* [Task description]:
Everything from the line containing "What text is on this page?" through the final line of the records must be transcribed verbatim; nothing else belongs in the result.

* [Exercise input]:
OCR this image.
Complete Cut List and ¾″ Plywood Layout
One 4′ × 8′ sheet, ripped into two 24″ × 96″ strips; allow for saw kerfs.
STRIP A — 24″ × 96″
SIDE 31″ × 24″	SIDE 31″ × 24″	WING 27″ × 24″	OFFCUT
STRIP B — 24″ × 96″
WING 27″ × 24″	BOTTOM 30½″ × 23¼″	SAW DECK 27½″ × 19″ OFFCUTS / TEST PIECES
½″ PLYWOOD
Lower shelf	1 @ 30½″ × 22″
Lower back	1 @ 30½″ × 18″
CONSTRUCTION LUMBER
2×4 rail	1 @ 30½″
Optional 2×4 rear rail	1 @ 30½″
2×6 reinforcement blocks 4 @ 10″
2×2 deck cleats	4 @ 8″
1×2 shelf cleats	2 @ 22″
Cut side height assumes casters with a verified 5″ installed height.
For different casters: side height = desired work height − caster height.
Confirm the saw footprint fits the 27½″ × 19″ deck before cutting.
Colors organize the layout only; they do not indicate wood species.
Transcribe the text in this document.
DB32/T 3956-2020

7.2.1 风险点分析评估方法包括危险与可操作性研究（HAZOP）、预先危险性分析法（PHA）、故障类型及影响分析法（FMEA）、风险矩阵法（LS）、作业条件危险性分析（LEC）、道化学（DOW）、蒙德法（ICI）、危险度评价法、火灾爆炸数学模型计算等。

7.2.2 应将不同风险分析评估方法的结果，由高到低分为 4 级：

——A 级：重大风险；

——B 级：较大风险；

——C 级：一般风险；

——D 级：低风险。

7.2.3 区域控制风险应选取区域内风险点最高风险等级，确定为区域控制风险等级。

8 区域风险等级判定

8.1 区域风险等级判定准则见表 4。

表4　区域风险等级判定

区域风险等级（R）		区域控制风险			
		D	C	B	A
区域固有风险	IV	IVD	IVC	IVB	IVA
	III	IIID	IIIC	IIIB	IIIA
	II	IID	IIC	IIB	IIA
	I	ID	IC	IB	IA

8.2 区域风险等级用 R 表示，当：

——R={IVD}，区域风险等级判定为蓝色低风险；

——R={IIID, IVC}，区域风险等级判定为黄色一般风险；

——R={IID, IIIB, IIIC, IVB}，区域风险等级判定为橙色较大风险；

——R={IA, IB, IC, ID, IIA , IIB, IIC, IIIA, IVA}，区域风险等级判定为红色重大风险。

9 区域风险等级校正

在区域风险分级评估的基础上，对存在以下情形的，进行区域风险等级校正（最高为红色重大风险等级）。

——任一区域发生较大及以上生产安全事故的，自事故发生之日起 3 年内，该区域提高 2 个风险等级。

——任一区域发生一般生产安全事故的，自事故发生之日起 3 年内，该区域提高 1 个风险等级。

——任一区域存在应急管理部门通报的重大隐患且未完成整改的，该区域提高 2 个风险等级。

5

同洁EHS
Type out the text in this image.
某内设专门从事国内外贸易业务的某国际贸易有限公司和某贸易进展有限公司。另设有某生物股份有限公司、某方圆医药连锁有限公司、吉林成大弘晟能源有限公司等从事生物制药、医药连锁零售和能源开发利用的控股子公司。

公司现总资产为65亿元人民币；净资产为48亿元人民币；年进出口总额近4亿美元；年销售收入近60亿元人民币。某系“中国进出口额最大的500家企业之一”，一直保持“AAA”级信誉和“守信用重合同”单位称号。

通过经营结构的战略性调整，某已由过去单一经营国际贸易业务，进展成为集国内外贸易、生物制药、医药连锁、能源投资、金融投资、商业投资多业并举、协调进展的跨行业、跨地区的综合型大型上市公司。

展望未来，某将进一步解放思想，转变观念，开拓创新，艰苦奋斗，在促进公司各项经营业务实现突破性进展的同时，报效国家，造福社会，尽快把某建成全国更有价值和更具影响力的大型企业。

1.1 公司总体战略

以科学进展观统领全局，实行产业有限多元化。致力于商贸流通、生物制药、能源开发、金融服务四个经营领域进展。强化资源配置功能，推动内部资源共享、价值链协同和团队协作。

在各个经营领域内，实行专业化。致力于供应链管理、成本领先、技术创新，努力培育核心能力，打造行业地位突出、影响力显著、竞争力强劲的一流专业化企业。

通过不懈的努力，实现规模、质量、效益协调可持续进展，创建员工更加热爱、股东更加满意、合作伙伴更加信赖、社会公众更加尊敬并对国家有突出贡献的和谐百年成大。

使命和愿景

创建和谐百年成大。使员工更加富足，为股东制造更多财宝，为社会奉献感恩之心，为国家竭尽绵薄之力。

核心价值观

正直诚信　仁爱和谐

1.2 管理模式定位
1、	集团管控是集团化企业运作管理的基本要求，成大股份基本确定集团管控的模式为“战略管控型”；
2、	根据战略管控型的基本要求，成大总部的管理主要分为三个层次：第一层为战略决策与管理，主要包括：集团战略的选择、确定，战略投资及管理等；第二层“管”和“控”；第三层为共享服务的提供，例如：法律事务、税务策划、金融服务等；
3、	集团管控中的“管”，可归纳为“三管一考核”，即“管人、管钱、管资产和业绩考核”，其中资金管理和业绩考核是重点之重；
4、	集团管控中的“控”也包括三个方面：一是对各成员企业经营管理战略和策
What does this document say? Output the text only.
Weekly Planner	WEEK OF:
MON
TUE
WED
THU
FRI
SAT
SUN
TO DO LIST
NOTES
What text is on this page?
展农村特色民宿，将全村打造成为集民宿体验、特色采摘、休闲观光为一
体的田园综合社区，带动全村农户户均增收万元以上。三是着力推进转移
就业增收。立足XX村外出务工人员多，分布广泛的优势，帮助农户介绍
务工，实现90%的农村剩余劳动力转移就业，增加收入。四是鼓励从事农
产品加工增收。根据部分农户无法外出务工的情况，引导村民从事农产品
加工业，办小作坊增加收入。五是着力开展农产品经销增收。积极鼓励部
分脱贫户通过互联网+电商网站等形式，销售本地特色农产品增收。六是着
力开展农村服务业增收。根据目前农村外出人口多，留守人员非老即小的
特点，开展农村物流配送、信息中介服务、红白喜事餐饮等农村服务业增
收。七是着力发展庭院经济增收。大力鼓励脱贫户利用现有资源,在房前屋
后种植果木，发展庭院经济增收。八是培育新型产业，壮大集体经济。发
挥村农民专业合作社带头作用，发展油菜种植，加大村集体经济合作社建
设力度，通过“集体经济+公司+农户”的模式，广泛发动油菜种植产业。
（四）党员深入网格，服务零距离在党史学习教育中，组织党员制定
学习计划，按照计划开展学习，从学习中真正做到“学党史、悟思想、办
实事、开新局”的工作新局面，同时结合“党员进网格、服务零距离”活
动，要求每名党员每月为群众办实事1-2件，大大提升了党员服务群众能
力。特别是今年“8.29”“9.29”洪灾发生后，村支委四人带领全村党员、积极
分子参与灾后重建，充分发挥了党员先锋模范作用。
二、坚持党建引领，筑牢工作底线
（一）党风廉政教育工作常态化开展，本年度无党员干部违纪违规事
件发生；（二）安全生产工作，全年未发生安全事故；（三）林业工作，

* [The reply]:
What text is on this page?
展农村特色民宿，将全村打造成为集民宿体验、特色采摘、休闲观光为一
体的田园综合社区，带动全村农户户均增收万元以上。三是着力推进转移
就业增收。立足XX村外出务工人员多，分布广泛的优势，帮助农户介绍
务工，实现90%的农村剩余劳动力转移就业，增加收入。四是鼓励从事农
产品加工增收。根据部分农户无法外出务工的情况，引导村民从事农产品
加工业，办小作坊增加收入。五是着力开展农产品经销增收。积极鼓励部
分脱贫户通过互联网+电商网站等形式，销售本地特色农产品增收。六是着
力开展农村服务业增收。根据目前农村外出人口多，留守人员非老即小的
特点，开展农村物流配送、信息中介服务、红白喜事餐饮等农村服务业增
收。七是着力发展庭院经济增收。大力鼓励脱贫户利用现有资源,在房前屋
后种植果木，发展庭院经济增收。八是培育新型产业，壮大集体经济。发
挥村农民专业合作社带头作用，发展油菜种植，加大村集体经济合作社建
设力度，通过“集体经济+公司+农户”的模式，广泛发动油菜种植产业。
（四）党员深入网格，服务零距离在党史学习教育中，组织党员制定
学习计划，按照计划开展学习，从学习中真正做到“学党史、悟思想、办
实事、开新局”的工作新局面，同时结合“党员进网格、服务零距离”活
动，要求每名党员每月为群众办实事1-2件，大大提升了党员服务群众能
力。特别是今年“8.29”“9.29”洪灾发生后，村支委四人带领全村党员、积极
分子参与灾后重建，充分发挥了党员先锋模范作用。
二、坚持党建引领，筑牢工作底线
（一）党风廉政教育工作常态化开展，本年度无党员干部违纪违规事
件发生；（二）安全生产工作，全年未发生安全事故；（三）林业工作，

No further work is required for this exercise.